Stored records:

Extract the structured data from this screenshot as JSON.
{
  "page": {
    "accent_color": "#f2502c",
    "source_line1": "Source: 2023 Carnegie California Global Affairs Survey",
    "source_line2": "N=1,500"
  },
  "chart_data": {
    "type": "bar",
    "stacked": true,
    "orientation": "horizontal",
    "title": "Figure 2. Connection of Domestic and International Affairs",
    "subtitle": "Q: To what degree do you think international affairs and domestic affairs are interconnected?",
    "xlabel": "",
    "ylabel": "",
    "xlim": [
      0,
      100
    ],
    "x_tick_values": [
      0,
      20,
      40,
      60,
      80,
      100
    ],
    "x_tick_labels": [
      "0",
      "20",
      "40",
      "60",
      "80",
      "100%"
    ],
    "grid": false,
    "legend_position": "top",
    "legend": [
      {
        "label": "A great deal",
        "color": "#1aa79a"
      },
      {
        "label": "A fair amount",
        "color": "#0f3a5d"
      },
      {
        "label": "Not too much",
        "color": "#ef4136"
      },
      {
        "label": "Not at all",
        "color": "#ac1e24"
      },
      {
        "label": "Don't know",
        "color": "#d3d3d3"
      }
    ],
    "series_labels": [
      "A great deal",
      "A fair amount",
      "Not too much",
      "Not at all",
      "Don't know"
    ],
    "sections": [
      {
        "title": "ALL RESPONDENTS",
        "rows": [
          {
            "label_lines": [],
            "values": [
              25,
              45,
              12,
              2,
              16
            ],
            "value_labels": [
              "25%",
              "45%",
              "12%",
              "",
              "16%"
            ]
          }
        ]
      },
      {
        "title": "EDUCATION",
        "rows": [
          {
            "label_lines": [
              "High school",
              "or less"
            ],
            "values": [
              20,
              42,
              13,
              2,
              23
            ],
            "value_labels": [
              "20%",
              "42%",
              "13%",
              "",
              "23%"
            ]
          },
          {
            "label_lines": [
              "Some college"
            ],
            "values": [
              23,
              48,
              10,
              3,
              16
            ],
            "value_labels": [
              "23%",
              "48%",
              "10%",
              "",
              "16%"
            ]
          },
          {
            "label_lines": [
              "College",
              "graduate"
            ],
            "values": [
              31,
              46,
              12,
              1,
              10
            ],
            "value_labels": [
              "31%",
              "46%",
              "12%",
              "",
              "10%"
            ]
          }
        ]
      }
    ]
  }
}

The problem: Write every line of the material above again, exactly.

Solved problem:
Extract the structured data from this screenshot as JSON.
{
  "page": {
    "accent_color": "#f2502c",
    "source_line1": "Source: 2023 Carnegie California Global Affairs Survey",
    "source_line2": "N=1,500"
  },
  "chart_data": {
    "type": "bar",
    "stacked": true,
    "orientation": "horizontal",
    "title": "Figure 2. Connection of Domestic and International Affairs",
    "subtitle": "Q: To what degree do you think international affairs and domestic affairs are interconnected?",
    "xlabel": "",
    "ylabel": "",
    "xlim": [
      0,
      100
    ],
    "x_tick_values": [
      0,
      20,
      40,
      60,
      80,
      100
    ],
    "x_tick_labels": [
      "0",
      "20",
      "40",
      "60",
      "80",
      "100%"
    ],
    "grid": false,
    "legend_position": "top",
    "legend": [
      {
        "label": "A great deal",
        "color": "#1aa79a"
      },
      {
        "label": "A fair amount",
        "color": "#0f3a5d"
      },
      {
        "label": "Not too much",
        "color": "#ef4136"
      },
      {
        "label": "Not at all",
        "color": "#ac1e24"
      },
      {
        "label": "Don't know",
        "color": "#d3d3d3"
      }
    ],
    "series_labels": [
      "A great deal",
      "A fair amount",
      "Not too much",
      "Not at all",
      "Don't know"
    ],
    "sections": [
      {
        "title": "ALL RESPONDENTS",
        "rows": [
          {
            "label_lines": [],
            "values": [
              25,
              45,
              12,
              2,
              16
            ],
            "value_labels": [
              "25%",
              "45%",
              "12%",
              "",
              "16%"
            ]
          }
        ]
      },
      {
        "title": "EDUCATION",
        "rows": [
          {
            "label_lines": [
              "High school",
              "or less"
            ],
            "values": [
              20,
              42,
              13,
              2,
              23
            ],
            "value_labels": [
              "20%",
              "42%",
              "13%",
              "",
              "23%"
            ]
          },
          {
            "label_lines": [
              "Some college"
            ],
            "values": [
              23,
              48,
              10,
              3,
              16
            ],
            "value_labels": [
              "23%",
              "48%",
              "10%",
              "",
              "16%"
            ]
          },
          {
            "label_lines": [
              "College",
              "graduate"
            ],
            "values": [
              31,
              46,
              12,
              1,
              10
            ],
            "value_labels": [
              "31%",
              "46%",
              "12%",
              "",
              "10%"
            ]
          }
        ]
      }
    ]
  }
}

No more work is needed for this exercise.